> **TASK DETAILS**
Copy the following lines without any changes.
** Start of PROVIDED INFORMATION **
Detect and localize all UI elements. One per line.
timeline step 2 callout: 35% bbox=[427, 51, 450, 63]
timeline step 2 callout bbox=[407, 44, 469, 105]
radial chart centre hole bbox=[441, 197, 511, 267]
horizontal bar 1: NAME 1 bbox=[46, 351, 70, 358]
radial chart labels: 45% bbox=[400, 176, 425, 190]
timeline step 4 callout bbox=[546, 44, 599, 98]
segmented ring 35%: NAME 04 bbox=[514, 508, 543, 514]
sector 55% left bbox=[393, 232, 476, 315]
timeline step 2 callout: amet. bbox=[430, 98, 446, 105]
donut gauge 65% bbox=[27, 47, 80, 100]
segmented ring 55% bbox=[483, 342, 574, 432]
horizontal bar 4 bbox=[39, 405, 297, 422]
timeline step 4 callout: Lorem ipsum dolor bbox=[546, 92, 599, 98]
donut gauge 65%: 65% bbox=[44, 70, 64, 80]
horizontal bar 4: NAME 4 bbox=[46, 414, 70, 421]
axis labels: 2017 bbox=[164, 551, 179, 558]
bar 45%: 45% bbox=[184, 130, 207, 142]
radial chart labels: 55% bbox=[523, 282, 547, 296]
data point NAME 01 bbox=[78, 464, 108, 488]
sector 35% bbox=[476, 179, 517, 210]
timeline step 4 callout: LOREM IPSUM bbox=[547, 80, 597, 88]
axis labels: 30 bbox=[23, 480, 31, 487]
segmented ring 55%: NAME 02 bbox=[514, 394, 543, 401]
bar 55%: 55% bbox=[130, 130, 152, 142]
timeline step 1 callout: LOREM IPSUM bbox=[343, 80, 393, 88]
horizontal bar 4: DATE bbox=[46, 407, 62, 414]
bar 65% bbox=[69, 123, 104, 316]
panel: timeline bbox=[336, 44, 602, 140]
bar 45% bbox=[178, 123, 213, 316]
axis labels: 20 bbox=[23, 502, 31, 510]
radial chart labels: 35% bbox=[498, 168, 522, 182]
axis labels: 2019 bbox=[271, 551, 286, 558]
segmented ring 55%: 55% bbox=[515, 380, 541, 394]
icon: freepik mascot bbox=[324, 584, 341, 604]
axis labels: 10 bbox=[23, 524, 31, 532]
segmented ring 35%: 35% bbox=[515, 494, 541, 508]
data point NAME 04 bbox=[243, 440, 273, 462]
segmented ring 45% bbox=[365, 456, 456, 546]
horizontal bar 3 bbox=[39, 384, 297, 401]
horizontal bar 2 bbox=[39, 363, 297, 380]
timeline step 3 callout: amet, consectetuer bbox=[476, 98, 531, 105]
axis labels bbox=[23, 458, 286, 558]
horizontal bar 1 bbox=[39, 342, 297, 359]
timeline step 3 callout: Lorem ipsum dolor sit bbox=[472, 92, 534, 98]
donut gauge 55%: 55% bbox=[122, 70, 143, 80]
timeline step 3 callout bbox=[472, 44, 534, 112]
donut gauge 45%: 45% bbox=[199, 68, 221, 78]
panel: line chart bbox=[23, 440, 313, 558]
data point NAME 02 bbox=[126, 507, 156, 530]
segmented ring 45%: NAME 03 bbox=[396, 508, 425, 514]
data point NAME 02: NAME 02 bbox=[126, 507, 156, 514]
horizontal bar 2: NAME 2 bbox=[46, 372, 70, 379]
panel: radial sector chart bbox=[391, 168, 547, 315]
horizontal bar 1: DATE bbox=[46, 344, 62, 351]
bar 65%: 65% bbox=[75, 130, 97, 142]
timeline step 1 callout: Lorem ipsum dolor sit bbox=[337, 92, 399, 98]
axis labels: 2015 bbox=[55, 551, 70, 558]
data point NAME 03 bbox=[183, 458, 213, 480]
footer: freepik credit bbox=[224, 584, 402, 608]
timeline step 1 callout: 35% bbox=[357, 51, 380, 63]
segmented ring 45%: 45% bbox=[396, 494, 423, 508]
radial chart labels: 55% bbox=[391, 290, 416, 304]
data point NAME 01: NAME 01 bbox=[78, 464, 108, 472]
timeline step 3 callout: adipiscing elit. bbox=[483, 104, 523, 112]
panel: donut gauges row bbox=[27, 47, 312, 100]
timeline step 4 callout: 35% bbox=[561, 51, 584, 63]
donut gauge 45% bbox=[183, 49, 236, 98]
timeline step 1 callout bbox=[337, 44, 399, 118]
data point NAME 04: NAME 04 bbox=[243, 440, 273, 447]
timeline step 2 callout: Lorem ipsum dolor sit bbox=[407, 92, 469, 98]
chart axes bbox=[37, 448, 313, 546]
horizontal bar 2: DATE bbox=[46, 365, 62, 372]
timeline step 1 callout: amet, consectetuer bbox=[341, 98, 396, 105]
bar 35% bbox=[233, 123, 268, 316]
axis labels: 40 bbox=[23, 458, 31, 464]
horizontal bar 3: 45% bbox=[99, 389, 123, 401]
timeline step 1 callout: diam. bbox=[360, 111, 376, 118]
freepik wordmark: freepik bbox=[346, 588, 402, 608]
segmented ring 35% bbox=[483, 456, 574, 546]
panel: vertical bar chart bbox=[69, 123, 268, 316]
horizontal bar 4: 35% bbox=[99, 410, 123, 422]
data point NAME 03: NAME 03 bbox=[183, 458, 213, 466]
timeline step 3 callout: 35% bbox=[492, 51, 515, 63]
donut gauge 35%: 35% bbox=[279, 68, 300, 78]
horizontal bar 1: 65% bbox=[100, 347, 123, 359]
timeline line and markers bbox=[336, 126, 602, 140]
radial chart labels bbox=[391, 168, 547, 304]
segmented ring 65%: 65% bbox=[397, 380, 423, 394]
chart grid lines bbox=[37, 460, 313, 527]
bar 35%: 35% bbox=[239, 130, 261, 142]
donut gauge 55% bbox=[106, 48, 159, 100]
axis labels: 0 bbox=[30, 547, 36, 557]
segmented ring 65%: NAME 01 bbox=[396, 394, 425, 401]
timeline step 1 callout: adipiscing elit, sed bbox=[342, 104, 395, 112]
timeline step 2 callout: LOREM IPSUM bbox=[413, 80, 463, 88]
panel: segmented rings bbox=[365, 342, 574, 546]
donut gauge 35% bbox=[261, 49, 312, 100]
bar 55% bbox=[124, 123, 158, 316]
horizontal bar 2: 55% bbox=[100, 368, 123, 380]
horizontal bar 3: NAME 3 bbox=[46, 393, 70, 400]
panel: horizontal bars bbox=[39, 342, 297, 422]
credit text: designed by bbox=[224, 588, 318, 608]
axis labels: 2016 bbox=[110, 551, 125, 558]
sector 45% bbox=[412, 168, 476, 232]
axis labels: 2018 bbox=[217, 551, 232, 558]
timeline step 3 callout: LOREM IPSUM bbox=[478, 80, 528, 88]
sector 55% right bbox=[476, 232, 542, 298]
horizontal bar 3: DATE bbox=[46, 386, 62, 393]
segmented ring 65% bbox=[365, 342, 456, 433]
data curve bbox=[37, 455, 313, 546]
** End of PROVIDED INFORMATION **
> **TASK SOLUTION**
Detect and localize all UI elements. One per line.
timeline step 2 callout: 35% bbox=[427, 51, 450, 63]
timeline step 2 callout bbox=[407, 44, 469, 105]
radial chart centre hole bbox=[441, 197, 511, 267]
horizontal bar 1: NAME 1 bbox=[46, 351, 70, 358]
radial chart labels: 45% bbox=[400, 176, 425, 190]
timeline step 4 callout bbox=[546, 44, 599, 98]
segmented ring 35%: NAME 04 bbox=[514, 508, 543, 514]
sector 55% left bbox=[393, 232, 476, 315]
timeline step 2 callout: amet. bbox=[430, 98, 446, 105]
donut gauge 65% bbox=[27, 47, 80, 100]
segmented ring 55% bbox=[483, 342, 574, 432]
horizontal bar 4 bbox=[39, 405, 297, 422]
timeline step 4 callout: Lorem ipsum dolor bbox=[546, 92, 599, 98]
donut gauge 65%: 65% bbox=[44, 70, 64, 80]
horizontal bar 4: NAME 4 bbox=[46, 414, 70, 421]
axis labels: 2017 bbox=[164, 551, 179, 558]
bar 45%: 45% bbox=[184, 130, 207, 142]
radial chart labels: 55% bbox=[523, 282, 547, 296]
data point NAME 01 bbox=[78, 464, 108, 488]
sector 35% bbox=[476, 179, 517, 210]
timeline step 4 callout: LOREM IPSUM bbox=[547, 80, 597, 88]
axis labels: 30 bbox=[23, 480, 31, 487]
segmented ring 55%: NAME 02 bbox=[514, 394, 543, 401]
bar 55%: 55% bbox=[130, 130, 152, 142]
timeline step 1 callout: LOREM IPSUM bbox=[343, 80, 393, 88]
horizontal bar 4: DATE bbox=[46, 407, 62, 414]
bar 65% bbox=[69, 123, 104, 316]
panel: timeline bbox=[336, 44, 602, 140]
bar 45% bbox=[178, 123, 213, 316]
axis labels: 20 bbox=[23, 502, 31, 510]
radial chart labels: 35% bbox=[498, 168, 522, 182]
axis labels: 2019 bbox=[271, 551, 286, 558]
segmented ring 55%: 55% bbox=[515, 380, 541, 394]
icon: freepik mascot bbox=[324, 584, 341, 604]
axis labels: 10 bbox=[23, 524, 31, 532]
segmented ring 35%: 35% bbox=[515, 494, 541, 508]
data point NAME 04 bbox=[243, 440, 273, 462]
segmented ring 45% bbox=[365, 456, 456, 546]
horizontal bar 3 bbox=[39, 384, 297, 401]
horizontal bar 2 bbox=[39, 363, 297, 380]
timeline step 3 callout: amet, consectetuer bbox=[476, 98, 531, 105]
axis labels bbox=[23, 458, 286, 558]
horizontal bar 1 bbox=[39, 342, 297, 359]
timeline step 3 callout: Lorem ipsum dolor sit bbox=[472, 92, 534, 98]
donut gauge 55%: 55% bbox=[122, 70, 143, 80]
timeline step 3 callout bbox=[472, 44, 534, 112]
donut gauge 45%: 45% bbox=[199, 68, 221, 78]
panel: line chart bbox=[23, 440, 313, 558]
data point NAME 02 bbox=[126, 507, 156, 530]
segmented ring 45%: NAME 03 bbox=[396, 508, 425, 514]
data point NAME 02: NAME 02 bbox=[126, 507, 156, 514]
horizontal bar 2: NAME 2 bbox=[46, 372, 70, 379]
panel: radial sector chart bbox=[391, 168, 547, 315]
horizontal bar 1: DATE bbox=[46, 344, 62, 351]
bar 65%: 65% bbox=[75, 130, 97, 142]
timeline step 1 callout: Lorem ipsum dolor sit bbox=[337, 92, 399, 98]
axis labels: 2015 bbox=[55, 551, 70, 558]
data point NAME 03 bbox=[183, 458, 213, 480]
footer: freepik credit bbox=[224, 584, 402, 608]
timeline step 1 callout: 35% bbox=[357, 51, 380, 63]
segmented ring 45%: 45% bbox=[396, 494, 423, 508]
radial chart labels: 55% bbox=[391, 290, 416, 304]
data point NAME 01: NAME 01 bbox=[78, 464, 108, 472]
timeline step 3 callout: adipiscing elit. bbox=[483, 104, 523, 112]
panel: donut gauges row bbox=[27, 47, 312, 100]
timeline step 4 callout: 35% bbox=[561, 51, 584, 63]
donut gauge 45% bbox=[183, 49, 236, 98]
timeline step 1 callout bbox=[337, 44, 399, 118]
data point NAME 04: NAME 04 bbox=[243, 440, 273, 447]
timeline step 2 callout: Lorem ipsum dolor sit bbox=[407, 92, 469, 98]
chart axes bbox=[37, 448, 313, 546]
horizontal bar 2: DATE bbox=[46, 365, 62, 372]
timeline step 1 callout: amet, consectetuer bbox=[341, 98, 396, 105]
bar 35% bbox=[233, 123, 268, 316]
axis labels: 40 bbox=[23, 458, 31, 464]
horizontal bar 3: 45% bbox=[99, 389, 123, 401]
timeline step 1 callout: diam. bbox=[360, 111, 376, 118]
freepik wordmark: freepik bbox=[346, 588, 402, 608]
segmented ring 35% bbox=[483, 456, 574, 546]
panel: vertical bar chart bbox=[69, 123, 268, 316]
horizontal bar 4: 35% bbox=[99, 410, 123, 422]
data point NAME 03: NAME 03 bbox=[183, 458, 213, 466]
timeline step 3 callout: 35% bbox=[492, 51, 515, 63]
donut gauge 35%: 35% bbox=[279, 68, 300, 78]
horizontal bar 1: 65% bbox=[100, 347, 123, 359]
timeline line and markers bbox=[336, 126, 602, 140]
radial chart labels bbox=[391, 168, 547, 304]
segmented ring 65%: 65% bbox=[397, 380, 423, 394]
chart grid lines bbox=[37, 460, 313, 527]
bar 35%: 35% bbox=[239, 130, 261, 142]
donut gauge 55% bbox=[106, 48, 159, 100]
axis labels: 0 bbox=[30, 547, 36, 557]
segmented ring 65%: NAME 01 bbox=[396, 394, 425, 401]
timeline step 1 callout: adipiscing elit, sed bbox=[342, 104, 395, 112]
timeline step 2 callout: LOREM IPSUM bbox=[413, 80, 463, 88]
panel: segmented rings bbox=[365, 342, 574, 546]
donut gauge 35% bbox=[261, 49, 312, 100]
bar 55% bbox=[124, 123, 158, 316]
horizontal bar 2: 55% bbox=[100, 368, 123, 380]
horizontal bar 3: NAME 3 bbox=[46, 393, 70, 400]
panel: horizontal bars bbox=[39, 342, 297, 422]
credit text: designed by bbox=[224, 588, 318, 608]
axis labels: 2016 bbox=[110, 551, 125, 558]
sector 45% bbox=[412, 168, 476, 232]
axis labels: 2018 bbox=[217, 551, 232, 558]
timeline step 3 callout: LOREM IPSUM bbox=[478, 80, 528, 88]
sector 55% right bbox=[476, 232, 542, 298]
horizontal bar 3: DATE bbox=[46, 386, 62, 393]
segmented ring 65% bbox=[365, 342, 456, 433]
data curve bbox=[37, 455, 313, 546]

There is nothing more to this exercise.